Layout annotation records:
===

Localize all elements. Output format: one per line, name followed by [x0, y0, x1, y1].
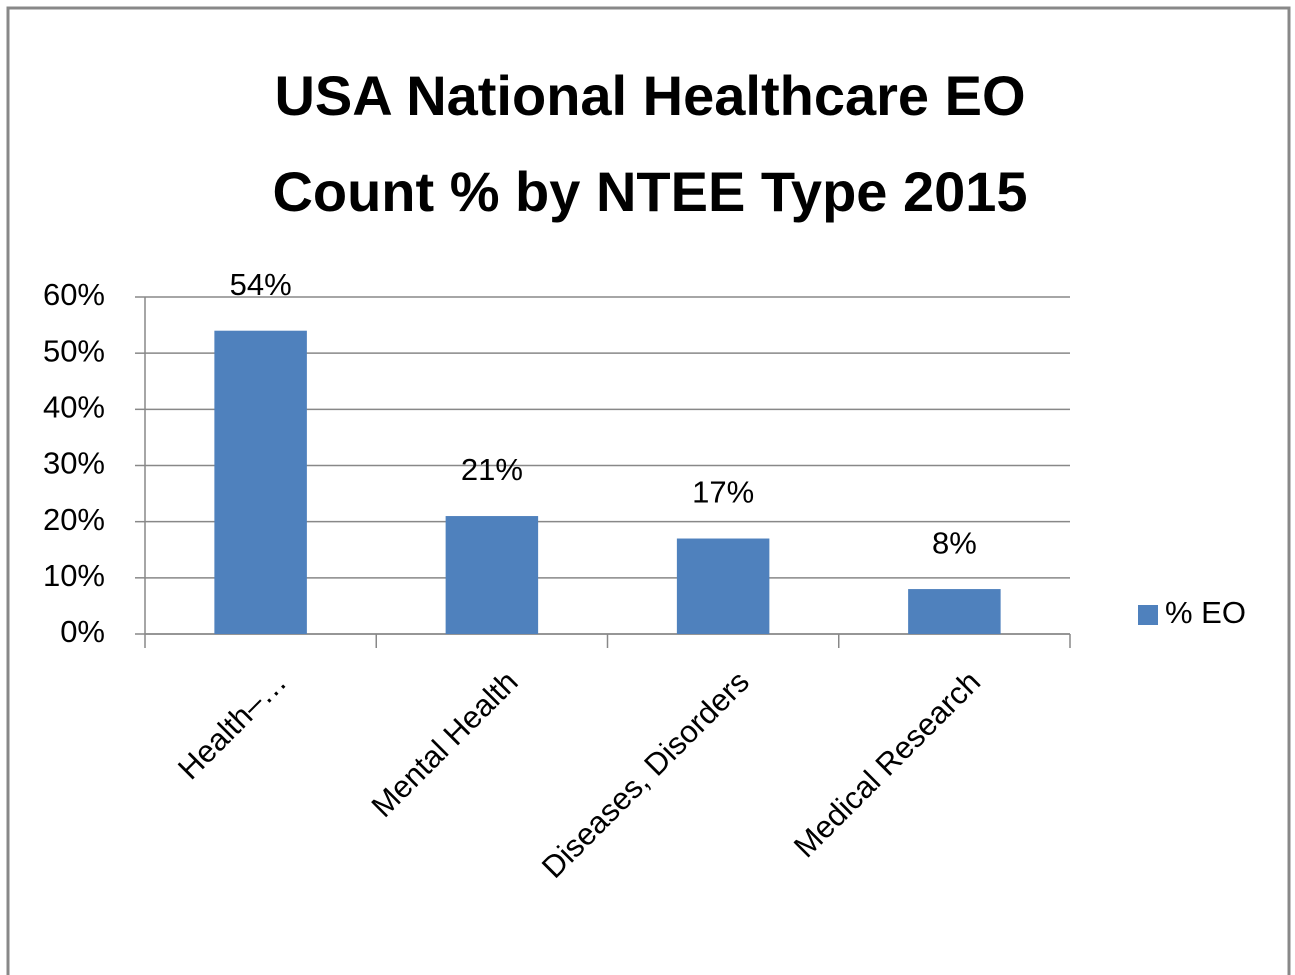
y-tick-label: 0%	[60, 614, 105, 649]
data-label: 54%	[230, 267, 292, 302]
chart-border	[6, 6, 1291, 975]
y-tick-label: 60%	[43, 277, 105, 312]
bar	[214, 330, 307, 634]
y-tick-label: 50%	[43, 333, 105, 368]
bar	[908, 589, 1001, 634]
data-label: 21%	[461, 452, 523, 487]
legend-swatch	[1138, 605, 1158, 625]
bar	[676, 538, 770, 634]
bar	[445, 516, 539, 634]
y-tick-label: 10%	[43, 558, 105, 593]
chart-title: Count % by NTEE Type 2015	[272, 160, 1027, 223]
chart-title: USA National Healthcare EO	[274, 64, 1025, 127]
data-label: 8%	[932, 525, 977, 560]
y-tick-label: 40%	[43, 390, 105, 425]
y-tick-label: 30%	[43, 446, 105, 481]
y-tick-label: 20%	[43, 502, 105, 537]
data-label: 17%	[692, 475, 754, 510]
legend-label: % EO	[1165, 595, 1246, 630]
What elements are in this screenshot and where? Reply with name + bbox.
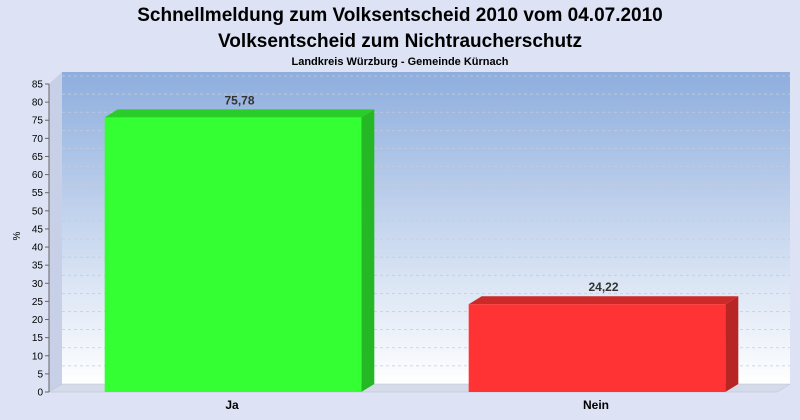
y-tick-label: 55: [32, 188, 44, 199]
bar-nein: [468, 296, 739, 392]
y-tick-label: 50: [32, 206, 44, 217]
y-tick-label: 25: [32, 297, 44, 308]
bar-side: [361, 109, 375, 393]
y-tick-label: 85: [32, 80, 44, 91]
bar-ja: [104, 109, 375, 393]
y-axis: 0 5 10 15 20 25 30 35 40 45 50 55 60 65 70 75 80 85: [32, 80, 50, 399]
y-tick-label: 70: [32, 134, 44, 145]
y-tick-label: 60: [32, 170, 44, 181]
bar-top: [468, 296, 739, 305]
y-tick-label: 35: [32, 261, 44, 272]
x-axis: Ja Nein: [225, 398, 609, 412]
bar-top: [104, 109, 375, 118]
y-tick-label: 80: [32, 98, 44, 109]
y-tick-label: 75: [32, 116, 44, 127]
data-label: 24,22: [588, 280, 618, 294]
y-tick-label: 40: [32, 243, 44, 254]
x-tick-label: Ja: [225, 398, 239, 412]
chart-title: Schnellmeldung zum Volksentscheid 2010 v…: [137, 5, 663, 26]
y-tick-label: 0: [37, 388, 43, 399]
y-tick-label: 10: [32, 351, 44, 362]
data-labels: 75,78 24,22: [224, 93, 618, 294]
y-tick-label: 65: [32, 152, 44, 163]
x-tick-label: Nein: [583, 398, 609, 412]
y-tick-label: 30: [32, 279, 44, 290]
y-tick-label: 5: [37, 369, 43, 380]
y-tick-label: 20: [32, 315, 44, 326]
y-axis-label: %: [12, 231, 23, 240]
y-tick-label: 45: [32, 224, 44, 235]
y-tick-label: 15: [32, 333, 44, 344]
bar-front: [468, 304, 726, 392]
data-label: 75,78: [224, 93, 254, 107]
plot-left-wall: [49, 72, 62, 392]
chart-title-2: Volksentscheid zum Nichtraucherschutz: [218, 31, 582, 52]
bar-front: [104, 117, 362, 393]
chart-subtitle: Landkreis Würzburg - Gemeinde Kürnach: [292, 56, 509, 68]
bar-side: [725, 296, 739, 392]
bars: [104, 109, 739, 393]
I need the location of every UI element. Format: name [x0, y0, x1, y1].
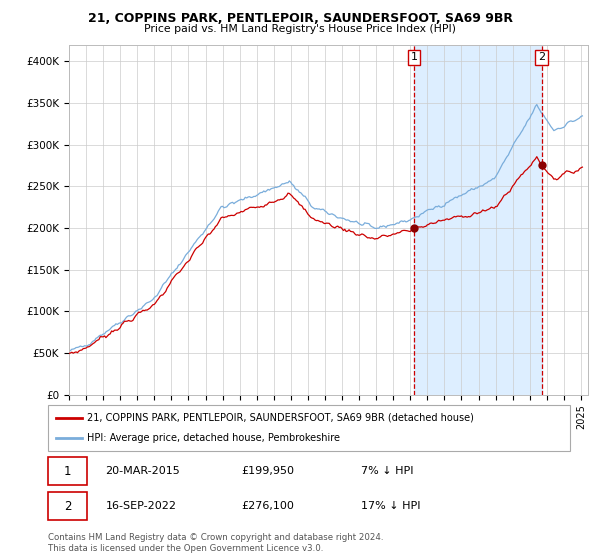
Text: HPI: Average price, detached house, Pembrokeshire: HPI: Average price, detached house, Pemb…: [87, 433, 340, 443]
Text: 20-MAR-2015: 20-MAR-2015: [106, 466, 180, 476]
Bar: [48, 457, 87, 485]
Text: 16-SEP-2022: 16-SEP-2022: [106, 501, 176, 511]
Text: 1: 1: [64, 465, 71, 478]
Text: 2: 2: [64, 500, 71, 512]
Text: 2: 2: [538, 52, 545, 62]
Bar: [414, 45, 542, 395]
Text: 17% ↓ HPI: 17% ↓ HPI: [361, 501, 421, 511]
Text: 1: 1: [410, 52, 418, 62]
Text: Price paid vs. HM Land Registry's House Price Index (HPI): Price paid vs. HM Land Registry's House …: [144, 24, 456, 34]
Text: £276,100: £276,100: [241, 501, 294, 511]
Text: 21, COPPINS PARK, PENTLEPOIR, SAUNDERSFOOT, SA69 9BR (detached house): 21, COPPINS PARK, PENTLEPOIR, SAUNDERSFO…: [87, 413, 474, 423]
Text: 21, COPPINS PARK, PENTLEPOIR, SAUNDERSFOOT, SA69 9BR: 21, COPPINS PARK, PENTLEPOIR, SAUNDERSFO…: [88, 12, 512, 25]
Bar: [48, 492, 87, 520]
Text: £199,950: £199,950: [241, 466, 294, 476]
Text: 7% ↓ HPI: 7% ↓ HPI: [361, 466, 414, 476]
Text: Contains HM Land Registry data © Crown copyright and database right 2024.
This d: Contains HM Land Registry data © Crown c…: [48, 533, 383, 553]
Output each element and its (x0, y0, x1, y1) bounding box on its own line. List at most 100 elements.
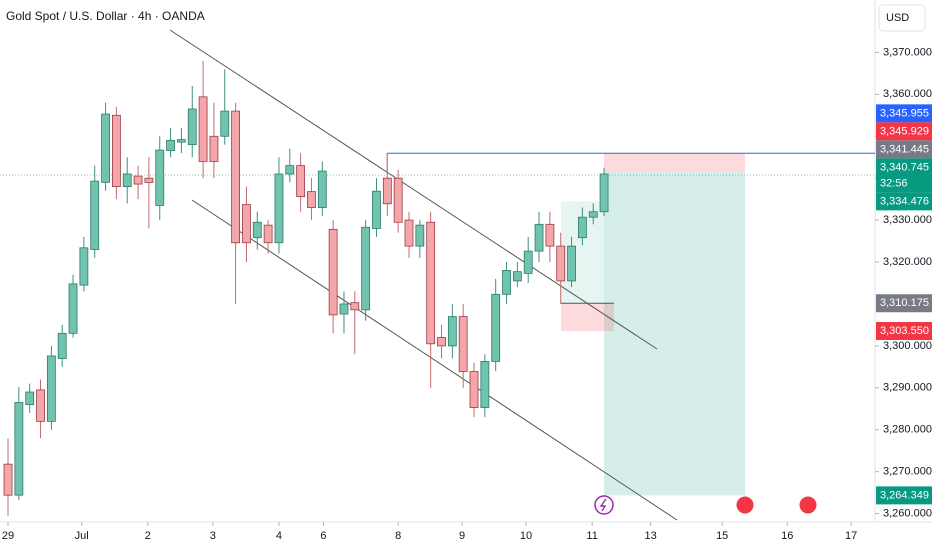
y-tick-label: 3,270.000 (883, 466, 932, 478)
candle-body (166, 140, 175, 151)
candle-body (122, 173, 132, 187)
x-tick-label: 2 (145, 530, 151, 542)
x-tick-label: 10 (520, 530, 532, 542)
x-tick-label: 9 (459, 530, 465, 542)
candle-body (372, 190, 381, 229)
candle-body (577, 216, 587, 239)
stop-zone-small (561, 303, 614, 332)
candle-body (469, 371, 479, 408)
y-tick-label: 3,360.000 (883, 88, 932, 100)
event-icon[interactable] (594, 495, 614, 515)
y-tick-label: 3,290.000 (883, 382, 932, 394)
candle-body (404, 219, 414, 247)
price-badge-label: 3,334.476 (880, 195, 929, 207)
trend-line (191, 199, 678, 521)
price-badge (876, 192, 932, 211)
event-icons (594, 495, 818, 515)
candle-body (285, 165, 295, 175)
price-badge-label: 3,345.955 (880, 107, 929, 119)
price-badge-label: 3,303.550 (880, 325, 929, 337)
x-tick-label: 13 (645, 530, 657, 542)
x-tick-label: 3 (210, 530, 216, 542)
price-badge (876, 158, 932, 193)
candle-body (491, 293, 501, 362)
candle-body (361, 226, 371, 311)
candle-body (133, 175, 143, 185)
candle-body (36, 389, 45, 422)
event-icon[interactable] (798, 495, 818, 515)
candle-body (198, 96, 208, 162)
candle-body (523, 250, 533, 274)
candle-body (307, 191, 316, 208)
candle-body (231, 110, 241, 244)
x-tick-label: 15 (716, 530, 728, 542)
stop-zone (604, 153, 745, 173)
price-badge-label: 3,340.745 (880, 161, 929, 173)
price-badge (876, 104, 932, 123)
price-badge (876, 140, 932, 159)
price-badge-label: 3,345.929 (880, 125, 929, 137)
y-axis: 3,260.000 3,270.000 3,280.000 3,290.000 3,30… (2, 46, 932, 542)
candle-body (382, 177, 392, 205)
candle-body (556, 245, 566, 282)
candle-body (567, 245, 576, 282)
candle-body (263, 224, 273, 244)
event-icon-glyph (599, 498, 607, 512)
candle-body (79, 247, 89, 286)
price-badge (876, 486, 932, 505)
x-tick-label: Jul (75, 530, 89, 542)
candle-body (502, 270, 511, 295)
y-tick-label: 3,320.000 (883, 256, 932, 268)
candle-body (242, 204, 251, 244)
candle-body (447, 316, 457, 347)
x-tick-label: 11 (586, 530, 597, 542)
currency-label[interactable]: USD (886, 12, 909, 24)
candle-body (209, 135, 219, 162)
countdown: 32:56 (880, 177, 908, 189)
candle-body (274, 173, 284, 244)
candle-body (458, 316, 468, 372)
x-tick-label: 8 (395, 530, 401, 542)
candle-body (426, 221, 436, 345)
candle-body (437, 337, 446, 347)
candle-body (68, 283, 78, 334)
candle-body (46, 355, 56, 422)
price-badge (876, 122, 932, 141)
currency-button[interactable] (878, 4, 926, 32)
candle-body (220, 110, 230, 137)
y-tick-label: 3,260.000 (883, 508, 932, 520)
y-tick-label: 3,300.000 (883, 340, 932, 352)
candle-body (144, 177, 154, 183)
candle-body (328, 228, 338, 316)
candle-body (155, 149, 165, 206)
candle-body (512, 271, 522, 282)
price-badge-label: 3,341.445 (880, 143, 929, 155)
candle-body (393, 177, 403, 223)
candle-body (187, 108, 197, 146)
trend-line (169, 29, 658, 350)
candle-body (252, 221, 262, 239)
candle-body (111, 114, 121, 187)
candle-body (317, 170, 327, 208)
candle-body (415, 224, 425, 247)
candle-body (296, 165, 306, 198)
price-badge-label: 3,264.349 (880, 489, 929, 501)
x-tick-label: 17 (845, 530, 857, 542)
candle-body (14, 402, 24, 496)
chart-title: Gold Spot / U.S. Dollar · 4h · OANDA (6, 9, 205, 23)
y-tick-label: 3,330.000 (883, 214, 932, 226)
candle-body (101, 113, 110, 183)
candle-body (588, 211, 598, 218)
candle-body (350, 302, 360, 311)
price-badge-label: 3,310.175 (880, 297, 929, 309)
y-tick-label: 3,280.000 (883, 424, 932, 436)
candle-body (599, 173, 609, 213)
event-icon[interactable] (735, 495, 755, 515)
target-zone (604, 172, 745, 496)
x-tick-label: 16 (781, 530, 793, 542)
price-badge (876, 294, 932, 313)
candle-body (3, 463, 13, 496)
x-tick-label: 6 (320, 530, 326, 542)
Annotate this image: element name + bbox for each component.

===

Problem statement:
Can you lay out everything in the records from the line containing "614, 105, 649]" down to the line containing "chart-title: Count %" as a Markdown table with the columns Row and Line, skipping any blank lines?

Solution below:
| Row | Line |
|---|---|
| 1 | y-tick-label: 0%	[60, 614, 105, 649] |
| 2 | data-label: 54%	[230, 267, 292, 302] |
| 3 | chart-border	[6, 6, 1291, 975] |
| 4 | y-tick-label: 60%	[43, 277, 105, 312] |
| 5 | bar	[214, 330, 307, 634] |
| 6 | y-tick-label: 50%	[43, 333, 105, 368] |
| 7 | bar	[908, 589, 1001, 634] |
| 8 | data-label: 21%	[461, 452, 523, 487] |
| 9 | legend-swatch	[1138, 605, 1158, 625] |
| 10 | bar	[676, 538, 770, 634] |
| 11 | bar	[445, 516, 539, 634] |
| 12 | y-tick-label: 10%	[43, 558, 105, 593] |
| 13 | chart-title: Count % by NTEE Type 2015	[272, 160, 1027, 223] |